» **Written exercise**
The listing below must be repeated word for word, with its images excluded.

(Saved data entries)
>>>>
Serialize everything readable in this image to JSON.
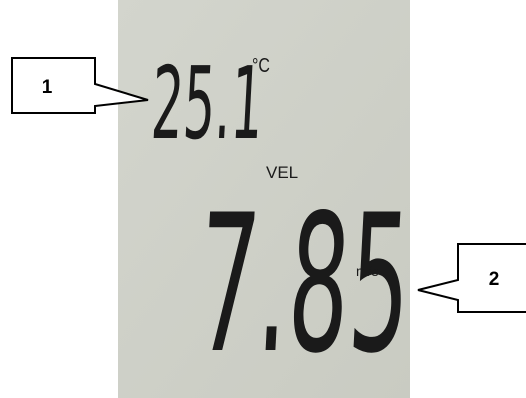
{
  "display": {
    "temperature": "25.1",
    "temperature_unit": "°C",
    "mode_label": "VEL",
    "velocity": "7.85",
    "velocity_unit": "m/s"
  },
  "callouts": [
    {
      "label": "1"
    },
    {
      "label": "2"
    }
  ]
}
<<<<
» **Written answer**
Serialize everything readable in this image to JSON.
{
  "display": {
    "temperature": "25.1",
    "temperature_unit": "°C",
    "mode_label": "VEL",
    "velocity": "7.85",
    "velocity_unit": "m/s"
  },
  "callouts": [
    {
      "label": "1"
    },
    {
      "label": "2"
    }
  ]
}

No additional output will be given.